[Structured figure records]
+ + + + + + +
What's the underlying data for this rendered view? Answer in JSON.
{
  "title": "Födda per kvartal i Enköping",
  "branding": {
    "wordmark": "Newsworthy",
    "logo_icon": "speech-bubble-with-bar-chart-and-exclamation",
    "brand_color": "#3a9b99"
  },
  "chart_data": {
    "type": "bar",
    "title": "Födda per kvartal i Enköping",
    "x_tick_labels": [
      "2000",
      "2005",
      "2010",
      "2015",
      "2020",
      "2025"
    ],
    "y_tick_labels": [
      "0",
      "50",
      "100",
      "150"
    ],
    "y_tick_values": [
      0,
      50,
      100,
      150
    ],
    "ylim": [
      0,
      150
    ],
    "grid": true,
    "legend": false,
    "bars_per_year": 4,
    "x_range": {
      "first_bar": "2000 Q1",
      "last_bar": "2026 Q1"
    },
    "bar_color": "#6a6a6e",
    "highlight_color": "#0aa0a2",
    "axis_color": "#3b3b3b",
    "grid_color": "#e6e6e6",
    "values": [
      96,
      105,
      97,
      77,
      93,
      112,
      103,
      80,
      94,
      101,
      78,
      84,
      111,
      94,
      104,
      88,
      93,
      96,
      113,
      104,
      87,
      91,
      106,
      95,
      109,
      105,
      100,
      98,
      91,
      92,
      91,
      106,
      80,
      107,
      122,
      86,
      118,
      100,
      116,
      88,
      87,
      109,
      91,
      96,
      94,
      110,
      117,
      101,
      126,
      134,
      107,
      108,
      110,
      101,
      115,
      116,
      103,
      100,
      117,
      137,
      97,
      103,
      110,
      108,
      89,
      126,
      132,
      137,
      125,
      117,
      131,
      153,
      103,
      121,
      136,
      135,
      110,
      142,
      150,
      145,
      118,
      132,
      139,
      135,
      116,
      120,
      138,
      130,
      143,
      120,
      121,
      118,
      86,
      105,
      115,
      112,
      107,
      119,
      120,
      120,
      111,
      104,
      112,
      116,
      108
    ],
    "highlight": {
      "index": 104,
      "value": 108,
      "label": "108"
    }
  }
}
+ + + + + + +
Repeat each record in full; every line must match exactly.

What's the underlying data for this rendered view? Answer in JSON.
{
  "title": "Födda per kvartal i Enköping",
  "branding": {
    "wordmark": "Newsworthy",
    "logo_icon": "speech-bubble-with-bar-chart-and-exclamation",
    "brand_color": "#3a9b99"
  },
  "chart_data": {
    "type": "bar",
    "title": "Födda per kvartal i Enköping",
    "x_tick_labels": [
      "2000",
      "2005",
      "2010",
      "2015",
      "2020",
      "2025"
    ],
    "y_tick_labels": [
      "0",
      "50",
      "100",
      "150"
    ],
    "y_tick_values": [
      0,
      50,
      100,
      150
    ],
    "ylim": [
      0,
      150
    ],
    "grid": true,
    "legend": false,
    "bars_per_year": 4,
    "x_range": {
      "first_bar": "2000 Q1",
      "last_bar": "2026 Q1"
    },
    "bar_color": "#6a6a6e",
    "highlight_color": "#0aa0a2",
    "axis_color": "#3b3b3b",
    "grid_color": "#e6e6e6",
    "values": [
      96,
      105,
      97,
      77,
      93,
      112,
      103,
      80,
      94,
      101,
      78,
      84,
      111,
      94,
      104,
      88,
      93,
      96,
      113,
      104,
      87,
      91,
      106,
      95,
      109,
      105,
      100,
      98,
      91,
      92,
      91,
      106,
      80,
      107,
      122,
      86,
      118,
      100,
      116,
      88,
      87,
      109,
      91,
      96,
      94,
      110,
      117,
      101,
      126,
      134,
      107,
      108,
      110,
      101,
      115,
      116,
      103,
      100,
      117,
      137,
      97,
      103,
      110,
      108,
      89,
      126,
      132,
      137,
      125,
      117,
      131,
      153,
      103,
      121,
      136,
      135,
      110,
      142,
      150,
      145,
      118,
      132,
      139,
      135,
      116,
      120,
      138,
      130,
      143,
      120,
      121,
      118,
      86,
      105,
      115,
      112,
      107,
      119,
      120,
      120,
      111,
      104,
      112,
      116,
      108
    ],
    "highlight": {
      "index": 104,
      "value": 108,
      "label": "108"
    }
  }
}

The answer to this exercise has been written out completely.